• _Required work_
Rename "redacted-text" to "masked-text" in the part of the records that runs from their first line through the line containing "merge-upload-label: 上传多个PDF (可多选)", both ends included, and give that part again with nothing else changed.

• _Exercise materials_
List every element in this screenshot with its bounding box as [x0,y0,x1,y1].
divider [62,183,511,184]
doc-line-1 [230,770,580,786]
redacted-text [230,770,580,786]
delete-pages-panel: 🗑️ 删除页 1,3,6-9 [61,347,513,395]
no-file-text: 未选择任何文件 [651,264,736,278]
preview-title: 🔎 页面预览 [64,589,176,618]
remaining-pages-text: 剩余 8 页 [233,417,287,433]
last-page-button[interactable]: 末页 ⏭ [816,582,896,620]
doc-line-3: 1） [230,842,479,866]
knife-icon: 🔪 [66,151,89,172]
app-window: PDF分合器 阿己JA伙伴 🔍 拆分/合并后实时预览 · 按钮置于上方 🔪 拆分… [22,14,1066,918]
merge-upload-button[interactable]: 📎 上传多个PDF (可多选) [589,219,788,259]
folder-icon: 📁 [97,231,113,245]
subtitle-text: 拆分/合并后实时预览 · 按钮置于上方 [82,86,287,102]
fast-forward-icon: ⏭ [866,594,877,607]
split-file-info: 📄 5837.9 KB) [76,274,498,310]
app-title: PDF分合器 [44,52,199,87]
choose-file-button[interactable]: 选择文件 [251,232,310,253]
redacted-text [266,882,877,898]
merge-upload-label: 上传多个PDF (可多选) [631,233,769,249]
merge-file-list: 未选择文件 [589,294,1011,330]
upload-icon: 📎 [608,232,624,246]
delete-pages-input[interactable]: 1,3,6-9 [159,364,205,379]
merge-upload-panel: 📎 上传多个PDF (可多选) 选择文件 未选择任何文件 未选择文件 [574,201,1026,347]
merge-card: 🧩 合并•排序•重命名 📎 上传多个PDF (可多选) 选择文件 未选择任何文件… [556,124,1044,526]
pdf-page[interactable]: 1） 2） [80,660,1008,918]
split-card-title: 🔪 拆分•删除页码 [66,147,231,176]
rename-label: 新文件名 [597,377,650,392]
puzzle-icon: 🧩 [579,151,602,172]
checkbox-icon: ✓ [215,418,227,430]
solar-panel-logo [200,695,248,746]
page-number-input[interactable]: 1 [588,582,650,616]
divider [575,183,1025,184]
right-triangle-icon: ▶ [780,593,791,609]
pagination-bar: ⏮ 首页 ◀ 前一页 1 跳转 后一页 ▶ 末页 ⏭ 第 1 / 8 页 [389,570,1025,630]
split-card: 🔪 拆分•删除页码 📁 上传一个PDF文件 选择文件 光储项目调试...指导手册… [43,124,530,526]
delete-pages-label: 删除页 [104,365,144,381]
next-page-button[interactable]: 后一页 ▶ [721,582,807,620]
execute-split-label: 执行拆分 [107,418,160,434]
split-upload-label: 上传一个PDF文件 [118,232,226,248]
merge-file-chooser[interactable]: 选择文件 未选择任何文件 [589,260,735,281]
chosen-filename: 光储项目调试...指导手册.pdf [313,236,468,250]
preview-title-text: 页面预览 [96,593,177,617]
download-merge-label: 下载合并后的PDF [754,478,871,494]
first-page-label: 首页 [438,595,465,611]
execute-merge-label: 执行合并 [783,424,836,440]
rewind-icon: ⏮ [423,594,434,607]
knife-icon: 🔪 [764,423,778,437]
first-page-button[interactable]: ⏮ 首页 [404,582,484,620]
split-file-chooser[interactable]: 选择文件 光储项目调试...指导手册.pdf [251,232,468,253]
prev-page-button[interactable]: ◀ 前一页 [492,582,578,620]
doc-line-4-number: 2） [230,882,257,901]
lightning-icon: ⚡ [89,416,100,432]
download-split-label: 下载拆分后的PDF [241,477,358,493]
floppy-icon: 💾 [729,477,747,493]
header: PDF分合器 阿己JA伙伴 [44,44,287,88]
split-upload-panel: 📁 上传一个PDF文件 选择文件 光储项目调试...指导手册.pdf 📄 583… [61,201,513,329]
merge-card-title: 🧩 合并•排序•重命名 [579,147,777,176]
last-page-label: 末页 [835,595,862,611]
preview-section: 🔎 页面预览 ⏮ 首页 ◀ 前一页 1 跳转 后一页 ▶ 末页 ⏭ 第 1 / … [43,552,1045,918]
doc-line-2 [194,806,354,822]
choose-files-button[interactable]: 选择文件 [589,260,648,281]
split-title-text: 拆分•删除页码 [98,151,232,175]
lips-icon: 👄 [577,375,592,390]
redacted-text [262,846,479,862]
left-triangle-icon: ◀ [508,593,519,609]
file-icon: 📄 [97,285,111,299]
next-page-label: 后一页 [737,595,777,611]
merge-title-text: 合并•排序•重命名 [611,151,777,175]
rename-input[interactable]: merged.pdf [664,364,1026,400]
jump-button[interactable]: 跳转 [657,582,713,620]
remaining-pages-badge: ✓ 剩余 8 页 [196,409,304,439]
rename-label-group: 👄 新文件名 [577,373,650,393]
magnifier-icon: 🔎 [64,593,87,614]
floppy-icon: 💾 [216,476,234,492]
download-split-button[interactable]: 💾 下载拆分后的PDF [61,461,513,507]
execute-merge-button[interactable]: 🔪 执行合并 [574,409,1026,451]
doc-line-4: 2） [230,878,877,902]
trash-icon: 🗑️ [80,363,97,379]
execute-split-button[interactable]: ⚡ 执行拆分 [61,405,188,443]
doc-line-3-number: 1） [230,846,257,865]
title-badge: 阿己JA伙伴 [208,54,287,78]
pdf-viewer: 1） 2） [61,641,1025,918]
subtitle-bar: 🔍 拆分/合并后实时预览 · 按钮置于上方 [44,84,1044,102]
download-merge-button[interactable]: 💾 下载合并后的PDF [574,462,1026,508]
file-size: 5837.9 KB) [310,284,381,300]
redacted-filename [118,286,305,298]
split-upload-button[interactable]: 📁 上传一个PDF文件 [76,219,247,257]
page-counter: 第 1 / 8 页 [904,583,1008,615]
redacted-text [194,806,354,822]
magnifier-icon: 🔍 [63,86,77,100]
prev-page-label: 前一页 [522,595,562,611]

• _Result_
List every element in this screenshot with its bounding box as [x0,y0,x1,y1].
divider [62,183,511,184]
doc-line-1 [230,770,580,786]
masked-text [230,770,580,786]
delete-pages-panel: 🗑️ 删除页 1,3,6-9 [61,347,513,395]
no-file-text: 未选择任何文件 [651,264,736,278]
preview-title: 🔎 页面预览 [64,589,176,618]
remaining-pages-text: 剩余 8 页 [233,417,287,433]
last-page-button[interactable]: 末页 ⏭ [816,582,896,620]
doc-line-3: 1） [230,842,479,866]
knife-icon: 🔪 [66,151,89,172]
app-window: PDF分合器 阿己JA伙伴 🔍 拆分/合并后实时预览 · 按钮置于上方 🔪 拆分… [22,14,1066,918]
merge-upload-button[interactable]: 📎 上传多个PDF (可多选) [589,219,788,259]
folder-icon: 📁 [97,231,113,245]
subtitle-text: 拆分/合并后实时预览 · 按钮置于上方 [82,86,287,102]
fast-forward-icon: ⏭ [866,594,877,607]
split-file-info: 📄 5837.9 KB) [76,274,498,310]
app-title: PDF分合器 [44,52,199,87]
choose-file-button[interactable]: 选择文件 [251,232,310,253]
masked-text [266,882,877,898]
merge-upload-label: 上传多个PDF (可多选) [631,233,769,249]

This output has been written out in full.